[What the exercise asks] Find each line holding the word "الفنون" and give the total alone.

[Supplied information]
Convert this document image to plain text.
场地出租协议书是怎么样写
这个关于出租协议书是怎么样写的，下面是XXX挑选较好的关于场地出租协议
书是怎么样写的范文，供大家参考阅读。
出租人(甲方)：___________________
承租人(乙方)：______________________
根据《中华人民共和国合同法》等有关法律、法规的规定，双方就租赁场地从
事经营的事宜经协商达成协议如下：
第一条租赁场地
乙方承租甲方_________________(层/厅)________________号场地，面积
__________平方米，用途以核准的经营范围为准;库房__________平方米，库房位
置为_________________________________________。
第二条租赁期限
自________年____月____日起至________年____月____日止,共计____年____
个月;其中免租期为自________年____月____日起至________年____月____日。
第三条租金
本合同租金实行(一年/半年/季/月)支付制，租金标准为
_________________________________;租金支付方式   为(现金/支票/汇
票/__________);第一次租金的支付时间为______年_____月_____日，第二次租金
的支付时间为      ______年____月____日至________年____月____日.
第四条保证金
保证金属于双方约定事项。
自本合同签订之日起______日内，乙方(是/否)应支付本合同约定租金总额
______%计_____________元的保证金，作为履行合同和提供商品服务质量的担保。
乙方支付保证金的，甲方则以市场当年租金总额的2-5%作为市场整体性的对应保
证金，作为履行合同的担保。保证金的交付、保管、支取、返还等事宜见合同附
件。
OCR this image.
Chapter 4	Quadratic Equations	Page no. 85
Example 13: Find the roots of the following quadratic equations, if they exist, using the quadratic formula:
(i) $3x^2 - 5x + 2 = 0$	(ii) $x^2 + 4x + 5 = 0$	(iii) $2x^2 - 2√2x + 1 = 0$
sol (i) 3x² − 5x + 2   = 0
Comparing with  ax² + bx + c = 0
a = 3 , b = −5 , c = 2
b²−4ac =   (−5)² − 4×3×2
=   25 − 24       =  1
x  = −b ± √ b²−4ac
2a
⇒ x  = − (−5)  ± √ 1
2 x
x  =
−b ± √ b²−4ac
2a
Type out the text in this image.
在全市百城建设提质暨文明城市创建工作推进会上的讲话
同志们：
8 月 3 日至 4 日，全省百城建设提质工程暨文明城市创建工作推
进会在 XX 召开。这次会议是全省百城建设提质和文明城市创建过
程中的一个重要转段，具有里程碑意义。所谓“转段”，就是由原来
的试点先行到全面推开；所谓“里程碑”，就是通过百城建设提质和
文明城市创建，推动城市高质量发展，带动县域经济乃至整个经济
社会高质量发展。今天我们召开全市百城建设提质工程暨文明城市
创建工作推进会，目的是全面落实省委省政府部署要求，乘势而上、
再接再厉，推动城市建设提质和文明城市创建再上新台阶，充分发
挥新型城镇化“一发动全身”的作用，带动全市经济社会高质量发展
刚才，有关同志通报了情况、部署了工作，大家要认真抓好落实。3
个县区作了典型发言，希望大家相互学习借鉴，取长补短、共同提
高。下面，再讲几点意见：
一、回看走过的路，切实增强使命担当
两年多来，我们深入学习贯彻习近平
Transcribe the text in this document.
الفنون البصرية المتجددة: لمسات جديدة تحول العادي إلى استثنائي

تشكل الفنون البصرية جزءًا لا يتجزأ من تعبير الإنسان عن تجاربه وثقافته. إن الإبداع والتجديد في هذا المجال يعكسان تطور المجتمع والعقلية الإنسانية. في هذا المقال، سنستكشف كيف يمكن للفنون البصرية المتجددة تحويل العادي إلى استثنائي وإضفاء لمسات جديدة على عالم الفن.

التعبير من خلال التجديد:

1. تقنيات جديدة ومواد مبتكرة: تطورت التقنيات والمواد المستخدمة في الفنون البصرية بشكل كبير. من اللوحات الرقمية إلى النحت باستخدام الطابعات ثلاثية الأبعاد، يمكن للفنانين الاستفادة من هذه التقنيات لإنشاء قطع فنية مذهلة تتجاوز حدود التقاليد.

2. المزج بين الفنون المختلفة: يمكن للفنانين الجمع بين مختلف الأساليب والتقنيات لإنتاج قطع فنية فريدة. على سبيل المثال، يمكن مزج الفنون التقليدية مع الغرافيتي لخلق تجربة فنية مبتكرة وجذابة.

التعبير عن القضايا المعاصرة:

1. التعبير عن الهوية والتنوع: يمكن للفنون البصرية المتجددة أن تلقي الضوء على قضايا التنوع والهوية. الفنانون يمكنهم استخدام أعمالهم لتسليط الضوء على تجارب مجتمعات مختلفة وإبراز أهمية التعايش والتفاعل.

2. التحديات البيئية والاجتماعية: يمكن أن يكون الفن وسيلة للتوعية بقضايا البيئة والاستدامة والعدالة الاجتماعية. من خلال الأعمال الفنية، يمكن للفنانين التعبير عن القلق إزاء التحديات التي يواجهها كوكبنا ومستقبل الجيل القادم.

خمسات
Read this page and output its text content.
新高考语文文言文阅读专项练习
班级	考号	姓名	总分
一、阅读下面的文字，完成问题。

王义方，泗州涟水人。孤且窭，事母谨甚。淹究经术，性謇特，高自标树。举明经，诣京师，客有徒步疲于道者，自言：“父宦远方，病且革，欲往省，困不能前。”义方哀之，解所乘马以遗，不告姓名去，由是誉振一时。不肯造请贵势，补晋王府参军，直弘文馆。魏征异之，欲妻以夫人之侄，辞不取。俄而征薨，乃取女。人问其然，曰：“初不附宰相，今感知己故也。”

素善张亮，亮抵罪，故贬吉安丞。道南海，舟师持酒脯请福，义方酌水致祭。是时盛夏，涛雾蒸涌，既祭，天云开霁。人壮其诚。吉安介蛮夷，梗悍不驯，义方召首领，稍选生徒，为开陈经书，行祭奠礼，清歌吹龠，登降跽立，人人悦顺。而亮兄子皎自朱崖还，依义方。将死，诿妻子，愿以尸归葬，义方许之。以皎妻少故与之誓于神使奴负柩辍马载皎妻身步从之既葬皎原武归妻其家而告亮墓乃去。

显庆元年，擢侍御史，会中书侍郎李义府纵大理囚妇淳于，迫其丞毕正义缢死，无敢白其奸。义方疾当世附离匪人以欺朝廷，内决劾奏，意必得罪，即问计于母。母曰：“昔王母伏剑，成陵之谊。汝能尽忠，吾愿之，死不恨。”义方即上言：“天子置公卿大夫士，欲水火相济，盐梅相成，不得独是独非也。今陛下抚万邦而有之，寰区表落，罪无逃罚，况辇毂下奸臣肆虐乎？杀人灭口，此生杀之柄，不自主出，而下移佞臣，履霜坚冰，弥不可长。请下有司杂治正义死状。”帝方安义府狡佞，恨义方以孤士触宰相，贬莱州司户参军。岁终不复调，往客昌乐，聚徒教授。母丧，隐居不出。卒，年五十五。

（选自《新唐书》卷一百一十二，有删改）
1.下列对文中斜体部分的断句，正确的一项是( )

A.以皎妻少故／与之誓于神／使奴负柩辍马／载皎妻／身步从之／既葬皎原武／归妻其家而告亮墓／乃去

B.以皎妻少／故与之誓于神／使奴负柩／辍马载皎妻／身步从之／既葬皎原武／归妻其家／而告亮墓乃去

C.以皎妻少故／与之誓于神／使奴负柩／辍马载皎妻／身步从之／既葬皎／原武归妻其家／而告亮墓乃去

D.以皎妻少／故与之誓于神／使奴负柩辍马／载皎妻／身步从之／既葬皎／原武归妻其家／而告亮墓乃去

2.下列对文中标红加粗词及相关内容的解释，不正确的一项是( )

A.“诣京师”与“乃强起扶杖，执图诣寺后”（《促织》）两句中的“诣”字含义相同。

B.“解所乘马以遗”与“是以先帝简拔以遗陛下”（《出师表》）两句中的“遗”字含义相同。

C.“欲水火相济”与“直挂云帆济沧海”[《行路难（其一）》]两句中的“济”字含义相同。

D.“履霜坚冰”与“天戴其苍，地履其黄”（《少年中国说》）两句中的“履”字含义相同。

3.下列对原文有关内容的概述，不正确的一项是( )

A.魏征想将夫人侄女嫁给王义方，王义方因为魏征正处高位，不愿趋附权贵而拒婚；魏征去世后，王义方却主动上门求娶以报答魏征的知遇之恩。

[Correct result] 4